Begin DATA

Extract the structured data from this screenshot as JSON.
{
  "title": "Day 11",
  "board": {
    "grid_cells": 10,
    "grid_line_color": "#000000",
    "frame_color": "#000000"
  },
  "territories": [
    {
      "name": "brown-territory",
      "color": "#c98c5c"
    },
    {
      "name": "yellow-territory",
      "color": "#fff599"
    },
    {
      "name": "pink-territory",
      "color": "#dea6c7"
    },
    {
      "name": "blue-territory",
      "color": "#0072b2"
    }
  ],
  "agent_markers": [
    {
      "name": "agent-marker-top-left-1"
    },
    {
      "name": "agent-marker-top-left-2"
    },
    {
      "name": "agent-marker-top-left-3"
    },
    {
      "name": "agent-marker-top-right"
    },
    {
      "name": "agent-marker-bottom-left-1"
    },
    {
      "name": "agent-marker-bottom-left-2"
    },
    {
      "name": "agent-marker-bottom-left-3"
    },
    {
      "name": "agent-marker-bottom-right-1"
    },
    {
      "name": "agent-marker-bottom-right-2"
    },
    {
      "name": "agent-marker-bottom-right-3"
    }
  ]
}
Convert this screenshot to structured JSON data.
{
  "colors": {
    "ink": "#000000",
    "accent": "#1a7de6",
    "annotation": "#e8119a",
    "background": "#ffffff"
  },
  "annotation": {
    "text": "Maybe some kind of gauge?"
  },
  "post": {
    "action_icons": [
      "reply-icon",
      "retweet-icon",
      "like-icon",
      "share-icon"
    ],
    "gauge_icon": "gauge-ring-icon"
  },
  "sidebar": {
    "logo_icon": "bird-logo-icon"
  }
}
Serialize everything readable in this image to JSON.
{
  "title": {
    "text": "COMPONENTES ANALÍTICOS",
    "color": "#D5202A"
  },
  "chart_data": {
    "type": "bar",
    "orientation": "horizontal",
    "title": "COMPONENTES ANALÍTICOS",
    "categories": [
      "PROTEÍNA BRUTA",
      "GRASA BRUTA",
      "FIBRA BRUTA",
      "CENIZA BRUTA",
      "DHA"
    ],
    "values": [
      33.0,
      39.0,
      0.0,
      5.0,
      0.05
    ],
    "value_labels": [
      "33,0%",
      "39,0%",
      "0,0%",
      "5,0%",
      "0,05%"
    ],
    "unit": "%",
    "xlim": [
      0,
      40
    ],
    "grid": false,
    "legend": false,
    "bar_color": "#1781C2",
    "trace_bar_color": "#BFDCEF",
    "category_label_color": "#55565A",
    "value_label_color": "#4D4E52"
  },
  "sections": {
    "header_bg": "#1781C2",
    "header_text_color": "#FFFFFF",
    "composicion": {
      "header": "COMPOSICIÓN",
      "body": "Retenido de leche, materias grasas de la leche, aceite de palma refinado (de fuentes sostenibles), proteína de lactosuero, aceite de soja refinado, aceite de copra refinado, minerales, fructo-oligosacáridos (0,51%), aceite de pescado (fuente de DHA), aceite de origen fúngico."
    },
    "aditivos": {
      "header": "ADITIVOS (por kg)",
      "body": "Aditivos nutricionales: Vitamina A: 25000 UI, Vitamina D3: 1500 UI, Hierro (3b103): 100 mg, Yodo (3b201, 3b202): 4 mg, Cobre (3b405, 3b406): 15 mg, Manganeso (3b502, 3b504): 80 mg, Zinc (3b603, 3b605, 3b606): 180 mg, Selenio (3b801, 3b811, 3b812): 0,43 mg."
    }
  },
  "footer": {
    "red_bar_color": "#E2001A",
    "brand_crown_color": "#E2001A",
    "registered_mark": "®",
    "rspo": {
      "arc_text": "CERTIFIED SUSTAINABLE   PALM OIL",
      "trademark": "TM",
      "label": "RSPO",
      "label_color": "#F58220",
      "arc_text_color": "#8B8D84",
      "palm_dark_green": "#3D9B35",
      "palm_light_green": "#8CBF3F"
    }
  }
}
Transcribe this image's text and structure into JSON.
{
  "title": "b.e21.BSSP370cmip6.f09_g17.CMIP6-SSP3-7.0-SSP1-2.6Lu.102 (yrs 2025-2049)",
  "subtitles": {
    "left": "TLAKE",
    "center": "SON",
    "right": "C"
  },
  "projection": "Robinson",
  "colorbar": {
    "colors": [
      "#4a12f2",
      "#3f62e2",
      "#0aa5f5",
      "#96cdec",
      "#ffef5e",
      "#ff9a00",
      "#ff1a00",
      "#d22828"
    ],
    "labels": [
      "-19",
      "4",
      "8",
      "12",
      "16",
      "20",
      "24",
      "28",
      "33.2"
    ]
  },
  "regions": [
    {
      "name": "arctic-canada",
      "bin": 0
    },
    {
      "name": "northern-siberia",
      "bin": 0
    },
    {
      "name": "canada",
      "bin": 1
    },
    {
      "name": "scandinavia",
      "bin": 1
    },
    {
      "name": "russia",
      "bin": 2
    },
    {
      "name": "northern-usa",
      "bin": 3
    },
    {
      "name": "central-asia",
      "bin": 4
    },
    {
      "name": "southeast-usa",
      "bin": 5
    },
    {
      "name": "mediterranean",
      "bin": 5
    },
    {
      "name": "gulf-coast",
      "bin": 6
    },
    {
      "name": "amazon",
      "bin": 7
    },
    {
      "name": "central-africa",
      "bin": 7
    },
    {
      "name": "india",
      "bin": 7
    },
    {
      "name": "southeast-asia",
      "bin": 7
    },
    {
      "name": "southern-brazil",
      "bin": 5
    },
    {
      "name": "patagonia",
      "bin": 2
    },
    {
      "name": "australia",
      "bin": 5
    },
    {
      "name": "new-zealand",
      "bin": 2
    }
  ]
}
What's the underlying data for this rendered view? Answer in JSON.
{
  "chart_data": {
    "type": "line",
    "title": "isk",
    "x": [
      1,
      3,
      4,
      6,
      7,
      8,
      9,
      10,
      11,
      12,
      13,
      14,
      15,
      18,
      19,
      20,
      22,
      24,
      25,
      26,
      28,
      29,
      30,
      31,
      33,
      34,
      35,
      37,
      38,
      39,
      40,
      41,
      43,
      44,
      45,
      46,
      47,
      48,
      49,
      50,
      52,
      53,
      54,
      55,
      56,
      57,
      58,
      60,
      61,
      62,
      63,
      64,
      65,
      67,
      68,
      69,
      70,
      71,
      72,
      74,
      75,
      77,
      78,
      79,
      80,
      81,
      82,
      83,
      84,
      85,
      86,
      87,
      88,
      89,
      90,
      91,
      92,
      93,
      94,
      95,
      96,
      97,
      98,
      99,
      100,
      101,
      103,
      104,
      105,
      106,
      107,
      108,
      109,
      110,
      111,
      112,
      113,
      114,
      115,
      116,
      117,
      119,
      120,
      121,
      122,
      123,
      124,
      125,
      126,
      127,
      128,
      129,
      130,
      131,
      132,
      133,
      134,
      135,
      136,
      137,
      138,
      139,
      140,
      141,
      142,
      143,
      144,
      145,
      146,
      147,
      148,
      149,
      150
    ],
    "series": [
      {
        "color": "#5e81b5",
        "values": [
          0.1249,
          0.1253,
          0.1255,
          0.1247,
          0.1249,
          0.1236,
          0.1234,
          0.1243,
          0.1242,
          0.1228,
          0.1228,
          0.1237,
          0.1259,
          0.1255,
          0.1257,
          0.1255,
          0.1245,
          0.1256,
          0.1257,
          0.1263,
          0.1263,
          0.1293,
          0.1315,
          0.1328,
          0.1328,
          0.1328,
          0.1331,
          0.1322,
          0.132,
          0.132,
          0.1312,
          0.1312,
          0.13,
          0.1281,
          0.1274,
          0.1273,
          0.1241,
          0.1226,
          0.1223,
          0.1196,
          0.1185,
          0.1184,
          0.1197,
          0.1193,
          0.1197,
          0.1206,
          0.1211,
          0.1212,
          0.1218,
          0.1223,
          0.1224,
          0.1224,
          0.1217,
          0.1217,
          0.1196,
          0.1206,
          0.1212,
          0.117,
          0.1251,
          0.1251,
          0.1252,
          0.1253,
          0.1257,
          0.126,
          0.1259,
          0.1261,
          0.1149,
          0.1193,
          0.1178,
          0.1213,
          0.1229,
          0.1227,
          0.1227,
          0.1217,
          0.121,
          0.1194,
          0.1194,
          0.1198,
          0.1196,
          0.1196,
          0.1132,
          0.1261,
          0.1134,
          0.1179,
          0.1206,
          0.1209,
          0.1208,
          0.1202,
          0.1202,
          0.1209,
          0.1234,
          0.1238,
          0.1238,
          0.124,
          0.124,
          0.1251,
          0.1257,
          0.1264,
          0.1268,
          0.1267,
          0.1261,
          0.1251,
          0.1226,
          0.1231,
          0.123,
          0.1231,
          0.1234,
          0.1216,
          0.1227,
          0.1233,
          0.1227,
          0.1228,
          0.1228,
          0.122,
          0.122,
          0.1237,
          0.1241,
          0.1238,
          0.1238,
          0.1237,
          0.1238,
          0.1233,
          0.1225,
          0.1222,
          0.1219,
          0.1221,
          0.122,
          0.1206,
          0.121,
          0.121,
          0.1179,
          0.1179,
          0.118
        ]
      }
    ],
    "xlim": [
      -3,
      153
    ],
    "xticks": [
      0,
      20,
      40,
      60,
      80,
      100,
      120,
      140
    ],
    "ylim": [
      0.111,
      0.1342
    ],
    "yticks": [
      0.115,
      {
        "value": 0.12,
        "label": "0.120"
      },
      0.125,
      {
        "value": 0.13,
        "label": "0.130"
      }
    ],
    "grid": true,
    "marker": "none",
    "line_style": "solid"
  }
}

End DATA

THE PROBLEM
Pull every line containing "northern" out of the records.

TASK OUTPUT
      "name": "northern-siberia",
      "name": "northern-usa",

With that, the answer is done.